Task details -
Check each line of the data for "палец" and select those that have it.
+++ Information given
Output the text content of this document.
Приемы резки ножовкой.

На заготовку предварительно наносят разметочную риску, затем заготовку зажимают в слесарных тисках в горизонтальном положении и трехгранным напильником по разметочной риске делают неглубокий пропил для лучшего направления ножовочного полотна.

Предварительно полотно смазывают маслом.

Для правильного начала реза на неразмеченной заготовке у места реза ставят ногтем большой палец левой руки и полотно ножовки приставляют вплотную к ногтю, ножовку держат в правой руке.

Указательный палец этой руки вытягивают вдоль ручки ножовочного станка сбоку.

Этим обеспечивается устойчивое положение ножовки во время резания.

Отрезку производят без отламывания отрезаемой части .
++++++
Exercise solution -
Для правильного начала реза на неразмеченной заготовке у места реза ставят ногтем большой палец левой руки и полотно ножовки приставляют вплотную к ногтю, ножовку держат в правой руке.
Указательный палец этой руки вытягивают вдоль ручки ножовочного станка сбоку.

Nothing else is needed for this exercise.